# WRITTEN REQUEST:
Copy out the lines of each of the following entries word for word, leaving out the pictures.

# MATERIAL SHOWN:
_ _ _ _

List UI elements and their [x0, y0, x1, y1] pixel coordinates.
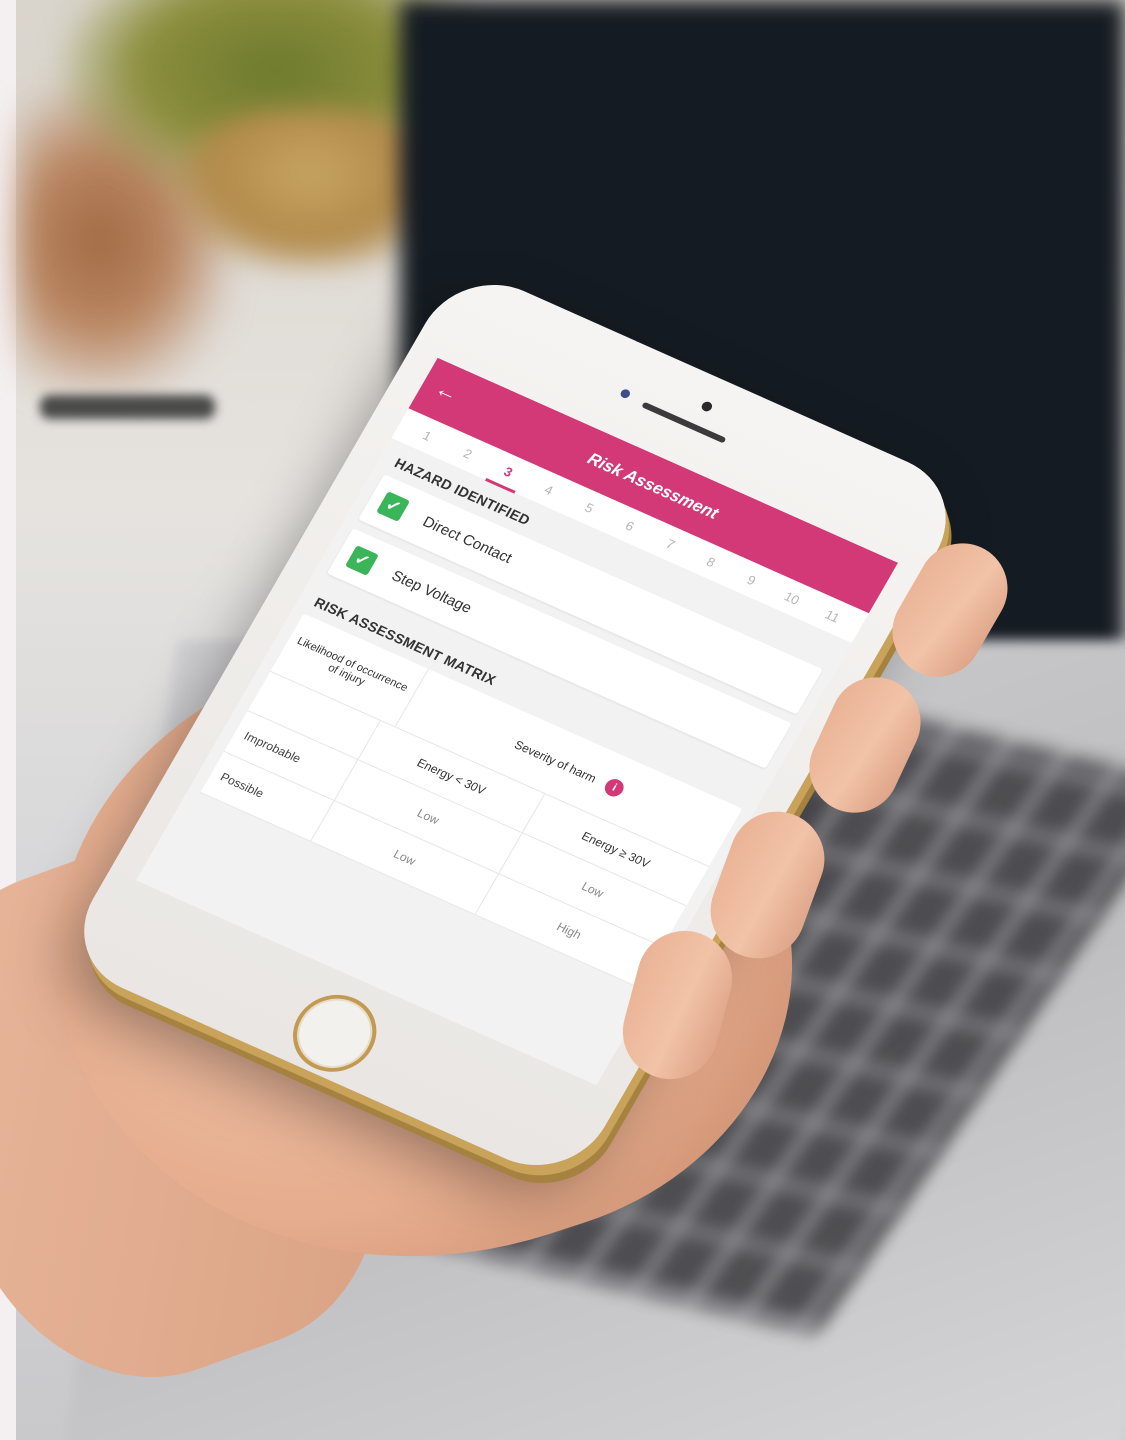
checkbox-checked-icon[interactable]: ✓: [376, 491, 411, 522]
info-icon[interactable]: i: [601, 776, 628, 800]
hazard-label: Step Voltage: [388, 566, 475, 617]
severity-header-label: Severity of harm: [511, 737, 599, 786]
pen: [40, 395, 215, 419]
checkbox-checked-icon[interactable]: ✓: [344, 545, 379, 576]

_ _ _ _

# SOLUTION:
List UI elements and their [x0, y0, x1, y1] pixel coordinates.
checkbox-checked-icon[interactable]: ✓: [376, 491, 411, 522]
info-icon[interactable]: i: [601, 776, 628, 800]
hazard-label: Step Voltage: [388, 566, 475, 617]
severity-header-label: Severity of harm: [511, 737, 599, 786]
pen: [40, 395, 215, 419]
checkbox-checked-icon[interactable]: ✓: [344, 545, 379, 576]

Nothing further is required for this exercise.